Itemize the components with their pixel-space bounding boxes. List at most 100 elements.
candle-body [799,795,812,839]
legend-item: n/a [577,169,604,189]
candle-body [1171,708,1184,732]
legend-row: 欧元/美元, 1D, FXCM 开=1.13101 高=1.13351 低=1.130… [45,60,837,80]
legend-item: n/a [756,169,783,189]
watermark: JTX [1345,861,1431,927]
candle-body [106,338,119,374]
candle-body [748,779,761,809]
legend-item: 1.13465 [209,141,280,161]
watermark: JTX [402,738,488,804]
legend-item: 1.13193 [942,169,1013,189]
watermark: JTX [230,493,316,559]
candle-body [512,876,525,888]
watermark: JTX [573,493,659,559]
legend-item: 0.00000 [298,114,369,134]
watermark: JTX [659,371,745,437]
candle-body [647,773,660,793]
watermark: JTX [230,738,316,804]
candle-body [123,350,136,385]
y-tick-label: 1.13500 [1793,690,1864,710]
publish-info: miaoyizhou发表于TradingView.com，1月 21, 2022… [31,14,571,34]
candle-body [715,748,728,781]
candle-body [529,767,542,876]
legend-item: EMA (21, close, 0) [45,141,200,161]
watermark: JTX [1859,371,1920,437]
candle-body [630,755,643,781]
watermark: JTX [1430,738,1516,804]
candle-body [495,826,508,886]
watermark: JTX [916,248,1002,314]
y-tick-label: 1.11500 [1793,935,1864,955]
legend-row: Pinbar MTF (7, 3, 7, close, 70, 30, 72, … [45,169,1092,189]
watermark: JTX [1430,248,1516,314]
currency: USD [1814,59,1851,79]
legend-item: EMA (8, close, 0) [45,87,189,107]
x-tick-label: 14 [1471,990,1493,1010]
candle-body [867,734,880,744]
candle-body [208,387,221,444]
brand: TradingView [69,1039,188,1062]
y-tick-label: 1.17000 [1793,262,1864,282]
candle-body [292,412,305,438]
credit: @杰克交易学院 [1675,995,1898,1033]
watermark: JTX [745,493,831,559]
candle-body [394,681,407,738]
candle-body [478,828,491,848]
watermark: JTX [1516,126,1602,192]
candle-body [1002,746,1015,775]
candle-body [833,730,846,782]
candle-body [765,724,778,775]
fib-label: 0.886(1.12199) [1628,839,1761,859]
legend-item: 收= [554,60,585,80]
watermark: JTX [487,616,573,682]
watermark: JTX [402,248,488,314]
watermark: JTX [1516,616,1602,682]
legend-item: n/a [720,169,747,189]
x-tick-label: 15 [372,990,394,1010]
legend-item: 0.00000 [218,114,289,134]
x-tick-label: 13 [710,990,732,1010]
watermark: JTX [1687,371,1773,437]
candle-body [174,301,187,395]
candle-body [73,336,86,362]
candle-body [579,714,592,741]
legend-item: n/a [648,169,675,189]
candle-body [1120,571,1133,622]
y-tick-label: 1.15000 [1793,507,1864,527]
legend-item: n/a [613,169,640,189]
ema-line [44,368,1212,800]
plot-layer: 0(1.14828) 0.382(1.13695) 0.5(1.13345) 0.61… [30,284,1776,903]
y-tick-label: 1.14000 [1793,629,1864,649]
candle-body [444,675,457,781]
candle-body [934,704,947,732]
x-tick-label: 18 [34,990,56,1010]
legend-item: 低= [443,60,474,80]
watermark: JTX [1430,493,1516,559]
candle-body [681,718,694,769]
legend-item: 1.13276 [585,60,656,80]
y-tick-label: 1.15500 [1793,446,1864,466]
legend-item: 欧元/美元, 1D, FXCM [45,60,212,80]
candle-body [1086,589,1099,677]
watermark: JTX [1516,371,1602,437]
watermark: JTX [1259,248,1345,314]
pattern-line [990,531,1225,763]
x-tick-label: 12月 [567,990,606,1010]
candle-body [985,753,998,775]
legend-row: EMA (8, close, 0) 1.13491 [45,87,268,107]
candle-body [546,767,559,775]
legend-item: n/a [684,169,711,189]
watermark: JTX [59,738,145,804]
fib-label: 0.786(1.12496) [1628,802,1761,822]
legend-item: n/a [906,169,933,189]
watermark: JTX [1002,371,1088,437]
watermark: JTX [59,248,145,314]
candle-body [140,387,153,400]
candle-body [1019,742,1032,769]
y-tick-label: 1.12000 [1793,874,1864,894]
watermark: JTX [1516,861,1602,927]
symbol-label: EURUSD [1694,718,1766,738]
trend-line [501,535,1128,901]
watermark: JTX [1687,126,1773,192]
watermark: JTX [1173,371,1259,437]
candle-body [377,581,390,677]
****************
• Instrucciones de trabajo: Por favor, vuelve a escribir todas las filas de arriba sin alterar ningún carácter.

• Respuesta:
Itemize the components with their pixel-space bounding boxes. List at most 100 elements.
candle-body [799,795,812,839]
legend-item: n/a [577,169,604,189]
candle-body [1171,708,1184,732]
legend-row: 欧元/美元, 1D, FXCM 开=1.13101 高=1.13351 低=1.130… [45,60,837,80]
legend-item: n/a [756,169,783,189]
watermark: JTX [1345,861,1431,927]
candle-body [106,338,119,374]
candle-body [748,779,761,809]
legend-item: 1.13465 [209,141,280,161]
watermark: JTX [402,738,488,804]
legend-item: 1.13193 [942,169,1013,189]
watermark: JTX [230,493,316,559]
candle-body [512,876,525,888]
watermark: JTX [573,493,659,559]
legend-item: 0.00000 [298,114,369,134]
watermark: JTX [659,371,745,437]
candle-body [647,773,660,793]
watermark: JTX [230,738,316,804]
candle-body [123,350,136,385]
y-tick-label: 1.13500 [1793,690,1864,710]
publish-info: miaoyizhou发表于TradingView.com，1月 21, 2022… [31,14,571,34]
candle-body [715,748,728,781]
candle-body [529,767,542,876]
legend-item: EMA (21, close, 0) [45,141,200,161]
watermark: JTX [1859,371,1920,437]
candle-body [630,755,643,781]
watermark: JTX [1430,738,1516,804]
candle-body [495,826,508,886]
watermark: JTX [916,248,1002,314]
y-tick-label: 1.11500 [1793,935,1864,955]
legend-row: Pinbar MTF (7, 3, 7, close, 70, 30, 72, … [45,169,1092,189]
watermark: JTX [1430,248,1516,314]
currency: USD [1814,59,1851,79]
legend-item: EMA (8, close, 0) [45,87,189,107]
x-tick-label: 14 [1471,990,1493,1010]
candle-body [867,734,880,744]
candle-body [208,387,221,444]
brand: TradingView [69,1039,188,1062]
y-tick-label: 1.17000 [1793,262,1864,282]
candle-body [292,412,305,438]
credit: @杰克交易学院 [1675,995,1898,1033]
watermark: JTX [745,493,831,559]
candle-body [394,681,407,738]
candle-body [478,828,491,848]
watermark: JTX [1516,126,1602,192]
candle-body [1002,746,1015,775]
candle-body [833,730,846,782]
candle-body [765,724,778,775]
fib-label: 0.886(1.12199) [1628,839,1761,859]
legend-item: 收= [554,60,585,80]
watermark: JTX [487,616,573,682]
watermark: JTX [402,248,488,314]
watermark: JTX [1516,616,1602,682]
legend-item: n/a [720,169,747,189]
x-tick-label: 15 [372,990,394,1010]
legend-item: 0.00000 [218,114,289,134]
x-tick-label: 13 [710,990,732,1010]
watermark: JTX [1687,371,1773,437]
candle-body [174,301,187,395]
candle-body [73,336,86,362]
candle-body [579,714,592,741]
legend-item: n/a [648,169,675,189]
candle-body [1120,571,1133,622]
y-tick-label: 1.15000 [1793,507,1864,527]
legend-item: n/a [613,169,640,189]
ema-line [44,368,1212,800]
plot-layer: 0(1.14828) 0.382(1.13695) 0.5(1.13345) 0.61… [30,284,1776,903]
y-tick-label: 1.14000 [1793,629,1864,649]
candle-body [444,675,457,781]
candle-body [934,704,947,732]
x-tick-label: 18 [34,990,56,1010]
legend-item: 低= [443,60,474,80]
watermark: JTX [1430,493,1516,559]
candle-body [681,718,694,769]
legend-item: 1.13276 [585,60,656,80]
y-tick-label: 1.15500 [1793,446,1864,466]
legend-item: 欧元/美元, 1D, FXCM [45,60,212,80]
candle-body [1086,589,1099,677]
watermark: JTX [1516,371,1602,437]
watermark: JTX [1259,248,1345,314]
pattern-line [990,531,1225,763]
x-tick-label: 12月 [567,990,606,1010]
candle-body [985,753,998,775]
legend-row: EMA (8, close, 0) 1.13491 [45,87,268,107]
candle-body [546,767,559,775]
legend-item: n/a [684,169,711,189]
watermark: JTX [59,738,145,804]
fib-label: 0.786(1.12496) [1628,802,1761,822]
legend-item: n/a [906,169,933,189]
watermark: JTX [1002,371,1088,437]
watermark: JTX [59,248,145,314]
candle-body [140,387,153,400]
candle-body [1019,742,1032,769]
y-tick-label: 1.12000 [1793,874,1864,894]
watermark: JTX [1516,861,1602,927]
symbol-label: EURUSD [1694,718,1766,738]
trend-line [501,535,1128,901]
watermark: JTX [1687,126,1773,192]
watermark: JTX [1173,371,1259,437]
candle-body [377,581,390,677]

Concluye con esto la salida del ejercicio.